== Data supplied

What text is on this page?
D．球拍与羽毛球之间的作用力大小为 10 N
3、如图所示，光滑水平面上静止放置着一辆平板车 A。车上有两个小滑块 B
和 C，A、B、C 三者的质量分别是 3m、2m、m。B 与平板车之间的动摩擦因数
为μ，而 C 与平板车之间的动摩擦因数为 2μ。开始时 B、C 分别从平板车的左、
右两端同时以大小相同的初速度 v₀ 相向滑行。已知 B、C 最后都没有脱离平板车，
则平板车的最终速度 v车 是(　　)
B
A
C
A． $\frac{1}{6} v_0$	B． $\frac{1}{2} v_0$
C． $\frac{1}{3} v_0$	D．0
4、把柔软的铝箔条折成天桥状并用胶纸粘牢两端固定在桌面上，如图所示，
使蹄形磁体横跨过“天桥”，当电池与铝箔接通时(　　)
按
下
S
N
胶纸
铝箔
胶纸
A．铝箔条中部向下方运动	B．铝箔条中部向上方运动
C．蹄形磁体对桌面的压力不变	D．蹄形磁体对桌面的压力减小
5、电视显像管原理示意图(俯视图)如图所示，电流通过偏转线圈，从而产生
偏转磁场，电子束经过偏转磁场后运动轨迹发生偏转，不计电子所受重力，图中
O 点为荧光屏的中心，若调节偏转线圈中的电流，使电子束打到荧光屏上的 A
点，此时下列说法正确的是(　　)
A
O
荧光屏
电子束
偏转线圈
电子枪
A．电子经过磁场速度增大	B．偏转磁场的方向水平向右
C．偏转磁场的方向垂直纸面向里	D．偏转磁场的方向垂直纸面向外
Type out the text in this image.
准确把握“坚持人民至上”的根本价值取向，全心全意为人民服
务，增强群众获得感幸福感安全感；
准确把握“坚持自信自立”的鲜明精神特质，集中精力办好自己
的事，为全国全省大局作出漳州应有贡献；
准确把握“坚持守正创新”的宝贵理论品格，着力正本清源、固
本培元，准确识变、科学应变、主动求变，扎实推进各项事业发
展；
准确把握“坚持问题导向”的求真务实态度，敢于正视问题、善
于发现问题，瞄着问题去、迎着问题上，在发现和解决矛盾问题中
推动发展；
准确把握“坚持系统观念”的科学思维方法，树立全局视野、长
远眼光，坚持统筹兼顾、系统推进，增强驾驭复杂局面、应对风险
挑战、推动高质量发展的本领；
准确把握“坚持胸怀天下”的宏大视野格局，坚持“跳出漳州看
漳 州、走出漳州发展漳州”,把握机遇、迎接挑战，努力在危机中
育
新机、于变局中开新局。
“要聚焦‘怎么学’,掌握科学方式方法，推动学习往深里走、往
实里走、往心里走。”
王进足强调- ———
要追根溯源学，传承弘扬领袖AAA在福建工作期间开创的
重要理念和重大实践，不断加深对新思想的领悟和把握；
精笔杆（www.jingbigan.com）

====

### Problem requirements
Repeat all entries. Match them exactly.

### Final result
What text is on this page?
D．球拍与羽毛球之间的作用力大小为 10 N
3、如图所示，光滑水平面上静止放置着一辆平板车 A。车上有两个小滑块 B
和 C，A、B、C 三者的质量分别是 3m、2m、m。B 与平板车之间的动摩擦因数
为μ，而 C 与平板车之间的动摩擦因数为 2μ。开始时 B、C 分别从平板车的左、
右两端同时以大小相同的初速度 v₀ 相向滑行。已知 B、C 最后都没有脱离平板车，
则平板车的最终速度 v车 是(　　)
B
A
C
A． $\frac{1}{6} v_0$	B． $\frac{1}{2} v_0$
C． $\frac{1}{3} v_0$	D．0
4、把柔软的铝箔条折成天桥状并用胶纸粘牢两端固定在桌面上，如图所示，
使蹄形磁体横跨过“天桥”，当电池与铝箔接通时(　　)
按
下
S
N
胶纸
铝箔
胶纸
A．铝箔条中部向下方运动	B．铝箔条中部向上方运动
C．蹄形磁体对桌面的压力不变	D．蹄形磁体对桌面的压力减小
5、电视显像管原理示意图(俯视图)如图所示，电流通过偏转线圈，从而产生
偏转磁场，电子束经过偏转磁场后运动轨迹发生偏转，不计电子所受重力，图中
O 点为荧光屏的中心，若调节偏转线圈中的电流，使电子束打到荧光屏上的 A
点，此时下列说法正确的是(　　)
A
O
荧光屏
电子束
偏转线圈
电子枪
A．电子经过磁场速度增大	B．偏转磁场的方向水平向右
C．偏转磁场的方向垂直纸面向里	D．偏转磁场的方向垂直纸面向外
Type out the text in this image.
准确把握“坚持人民至上”的根本价值取向，全心全意为人民服
务，增强群众获得感幸福感安全感；
准确把握“坚持自信自立”的鲜明精神特质，集中精力办好自己
的事，为全国全省大局作出漳州应有贡献；
准确把握“坚持守正创新”的宝贵理论品格，着力正本清源、固
本培元，准确识变、科学应变、主动求变，扎实推进各项事业发
展；
准确把握“坚持问题导向”的求真务实态度，敢于正视问题、善
于发现问题，瞄着问题去、迎着问题上，在发现和解决矛盾问题中
推动发展；
准确把握“坚持系统观念”的科学思维方法，树立全局视野、长
远眼光，坚持统筹兼顾、系统推进，增强驾驭复杂局面、应对风险
挑战、推动高质量发展的本领；
准确把握“坚持胸怀天下”的宏大视野格局，坚持“跳出漳州看
漳 州、走出漳州发展漳州”,把握机遇、迎接挑战，努力在危机中
育
新机、于变局中开新局。
“要聚焦‘怎么学’,掌握科学方式方法，推动学习往深里走、往
实里走、往心里走。”
王进足强调- ———
要追根溯源学，传承弘扬领袖AAA在福建工作期间开创的
重要理念和重大实践，不断加深对新思想的领悟和把握；
精笔杆（www.jingbigan.com）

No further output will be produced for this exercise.